Dataset entries
==============================

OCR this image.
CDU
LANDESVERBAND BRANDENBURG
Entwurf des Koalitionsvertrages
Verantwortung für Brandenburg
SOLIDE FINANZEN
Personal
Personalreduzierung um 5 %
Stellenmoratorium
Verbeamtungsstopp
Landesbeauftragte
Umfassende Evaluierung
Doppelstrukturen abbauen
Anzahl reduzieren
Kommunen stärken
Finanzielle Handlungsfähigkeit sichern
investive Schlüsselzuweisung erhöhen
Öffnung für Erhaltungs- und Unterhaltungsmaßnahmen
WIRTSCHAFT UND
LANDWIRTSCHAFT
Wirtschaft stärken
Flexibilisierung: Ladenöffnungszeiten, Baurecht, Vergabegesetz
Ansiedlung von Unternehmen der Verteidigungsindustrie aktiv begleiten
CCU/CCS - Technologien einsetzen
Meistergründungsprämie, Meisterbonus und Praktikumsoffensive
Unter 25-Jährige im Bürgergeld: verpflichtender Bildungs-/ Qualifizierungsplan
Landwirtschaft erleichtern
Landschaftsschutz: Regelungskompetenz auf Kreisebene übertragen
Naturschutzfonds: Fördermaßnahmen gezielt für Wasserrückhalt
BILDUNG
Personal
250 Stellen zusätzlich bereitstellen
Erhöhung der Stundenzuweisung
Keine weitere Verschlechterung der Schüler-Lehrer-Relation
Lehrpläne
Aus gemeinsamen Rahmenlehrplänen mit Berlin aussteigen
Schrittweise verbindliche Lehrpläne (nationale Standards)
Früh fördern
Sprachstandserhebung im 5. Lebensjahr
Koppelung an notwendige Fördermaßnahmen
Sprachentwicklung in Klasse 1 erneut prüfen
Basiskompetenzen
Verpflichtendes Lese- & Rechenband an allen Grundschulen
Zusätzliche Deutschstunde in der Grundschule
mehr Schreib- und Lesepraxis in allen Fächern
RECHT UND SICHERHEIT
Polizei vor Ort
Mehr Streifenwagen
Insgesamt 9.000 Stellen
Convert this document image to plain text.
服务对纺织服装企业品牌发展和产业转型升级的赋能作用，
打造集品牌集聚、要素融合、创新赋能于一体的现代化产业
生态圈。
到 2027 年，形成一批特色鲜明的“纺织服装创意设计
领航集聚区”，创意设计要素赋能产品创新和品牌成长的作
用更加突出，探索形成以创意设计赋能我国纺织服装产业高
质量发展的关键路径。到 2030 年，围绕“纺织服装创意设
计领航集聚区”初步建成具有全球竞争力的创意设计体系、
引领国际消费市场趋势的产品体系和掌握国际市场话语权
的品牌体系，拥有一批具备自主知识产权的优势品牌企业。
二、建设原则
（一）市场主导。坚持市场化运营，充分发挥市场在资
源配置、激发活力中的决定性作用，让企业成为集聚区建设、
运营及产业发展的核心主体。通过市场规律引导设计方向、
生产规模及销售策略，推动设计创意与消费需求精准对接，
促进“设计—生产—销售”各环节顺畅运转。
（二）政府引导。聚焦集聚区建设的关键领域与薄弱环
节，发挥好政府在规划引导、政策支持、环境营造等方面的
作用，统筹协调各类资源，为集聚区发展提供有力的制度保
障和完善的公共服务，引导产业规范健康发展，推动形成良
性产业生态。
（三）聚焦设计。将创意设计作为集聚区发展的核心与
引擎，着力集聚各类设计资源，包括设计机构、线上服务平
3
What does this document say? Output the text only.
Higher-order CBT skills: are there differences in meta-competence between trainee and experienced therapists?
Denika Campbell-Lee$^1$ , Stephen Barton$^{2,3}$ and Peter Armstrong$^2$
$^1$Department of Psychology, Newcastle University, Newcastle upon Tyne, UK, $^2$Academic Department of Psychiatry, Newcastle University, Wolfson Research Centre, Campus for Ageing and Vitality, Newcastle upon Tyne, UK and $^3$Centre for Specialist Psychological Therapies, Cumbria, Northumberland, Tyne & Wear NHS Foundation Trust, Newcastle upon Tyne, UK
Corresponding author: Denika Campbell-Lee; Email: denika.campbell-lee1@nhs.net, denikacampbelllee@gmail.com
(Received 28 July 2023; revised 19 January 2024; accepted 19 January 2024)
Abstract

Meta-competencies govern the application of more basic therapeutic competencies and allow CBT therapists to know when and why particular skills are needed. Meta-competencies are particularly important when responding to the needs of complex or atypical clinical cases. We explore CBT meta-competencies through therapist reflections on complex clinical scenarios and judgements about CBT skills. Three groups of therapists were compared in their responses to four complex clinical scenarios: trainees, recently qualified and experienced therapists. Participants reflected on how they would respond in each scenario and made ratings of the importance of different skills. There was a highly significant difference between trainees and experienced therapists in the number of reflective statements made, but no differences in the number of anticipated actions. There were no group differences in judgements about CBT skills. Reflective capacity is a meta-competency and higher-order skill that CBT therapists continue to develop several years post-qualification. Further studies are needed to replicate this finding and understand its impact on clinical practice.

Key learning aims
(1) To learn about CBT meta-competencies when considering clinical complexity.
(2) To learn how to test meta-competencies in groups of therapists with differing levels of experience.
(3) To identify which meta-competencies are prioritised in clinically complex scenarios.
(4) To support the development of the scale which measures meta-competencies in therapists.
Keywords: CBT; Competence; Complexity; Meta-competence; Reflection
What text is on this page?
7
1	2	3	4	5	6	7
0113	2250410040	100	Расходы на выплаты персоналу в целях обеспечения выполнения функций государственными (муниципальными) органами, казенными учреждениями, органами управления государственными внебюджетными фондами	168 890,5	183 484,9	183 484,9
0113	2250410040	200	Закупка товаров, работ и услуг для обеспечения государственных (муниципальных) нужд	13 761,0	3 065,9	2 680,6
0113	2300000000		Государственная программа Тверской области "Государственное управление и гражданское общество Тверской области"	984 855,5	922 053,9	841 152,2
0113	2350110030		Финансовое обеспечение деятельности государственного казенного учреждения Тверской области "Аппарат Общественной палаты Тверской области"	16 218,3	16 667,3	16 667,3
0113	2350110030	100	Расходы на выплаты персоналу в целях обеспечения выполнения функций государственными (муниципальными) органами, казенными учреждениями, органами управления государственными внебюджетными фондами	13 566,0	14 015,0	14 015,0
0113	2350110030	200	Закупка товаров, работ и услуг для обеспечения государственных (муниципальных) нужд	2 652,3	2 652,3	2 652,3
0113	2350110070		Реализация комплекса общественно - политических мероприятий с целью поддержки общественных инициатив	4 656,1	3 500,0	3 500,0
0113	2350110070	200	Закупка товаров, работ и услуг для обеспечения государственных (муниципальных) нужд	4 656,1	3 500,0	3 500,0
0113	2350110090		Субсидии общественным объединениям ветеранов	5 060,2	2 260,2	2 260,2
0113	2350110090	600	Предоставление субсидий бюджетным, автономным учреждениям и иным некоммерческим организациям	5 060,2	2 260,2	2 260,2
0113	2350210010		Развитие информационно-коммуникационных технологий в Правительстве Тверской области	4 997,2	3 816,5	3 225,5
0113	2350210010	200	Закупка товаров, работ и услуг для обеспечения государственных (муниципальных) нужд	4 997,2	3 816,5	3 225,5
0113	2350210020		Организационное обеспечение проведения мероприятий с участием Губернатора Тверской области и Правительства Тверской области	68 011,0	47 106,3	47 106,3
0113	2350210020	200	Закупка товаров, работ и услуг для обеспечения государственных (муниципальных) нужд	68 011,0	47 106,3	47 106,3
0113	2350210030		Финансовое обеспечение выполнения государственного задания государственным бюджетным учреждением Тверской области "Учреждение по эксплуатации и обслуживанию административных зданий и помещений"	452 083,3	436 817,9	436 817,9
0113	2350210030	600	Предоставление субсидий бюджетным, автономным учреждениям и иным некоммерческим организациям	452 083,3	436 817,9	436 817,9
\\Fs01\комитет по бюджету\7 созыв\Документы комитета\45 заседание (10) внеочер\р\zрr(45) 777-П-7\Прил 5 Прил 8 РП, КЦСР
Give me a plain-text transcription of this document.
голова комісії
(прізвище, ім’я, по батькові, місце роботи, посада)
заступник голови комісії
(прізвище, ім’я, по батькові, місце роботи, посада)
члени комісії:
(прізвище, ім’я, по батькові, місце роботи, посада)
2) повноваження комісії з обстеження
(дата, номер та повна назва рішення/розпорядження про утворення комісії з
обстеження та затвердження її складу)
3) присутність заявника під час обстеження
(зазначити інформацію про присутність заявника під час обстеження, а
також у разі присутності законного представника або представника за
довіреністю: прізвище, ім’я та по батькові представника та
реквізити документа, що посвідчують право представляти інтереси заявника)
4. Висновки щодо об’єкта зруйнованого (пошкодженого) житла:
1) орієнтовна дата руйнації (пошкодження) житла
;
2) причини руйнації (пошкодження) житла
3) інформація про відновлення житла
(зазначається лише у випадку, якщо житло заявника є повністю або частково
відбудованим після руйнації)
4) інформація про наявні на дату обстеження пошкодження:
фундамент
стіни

==============================

**Task to carry out**.
Among the entries above, identify all lines with "experienced" and copy them.

**Finished exercise**.
Higher-order CBT skills: are there differences in meta-competence between trainee and experienced therapists?
Meta-competencies govern the application of more basic therapeutic competencies and allow CBT therapists to know when and why particular skills are needed. Meta-competencies are particularly important when responding to the needs of complex or atypical clinical cases. We explore CBT meta-competencies through therapist reflections on complex clinical scenarios and judgements about CBT skills. Three groups of therapists were compared in their responses to four complex clinical scenarios: trainees, recently qualified and experienced therapists. Participants reflected on how they would respond in each scenario and made ratings of the importance of different skills. There was a highly significant difference between trainees and experienced therapists in the number of reflective statements made, but no differences in the number of anticipated actions. There were no group differences in judgements about CBT skills. Reflective capacity is a meta-competency and higher-order skill that CBT therapists continue to develop several years post-qualification. Further studies are needed to replicate this finding and understand its impact on clinical practice.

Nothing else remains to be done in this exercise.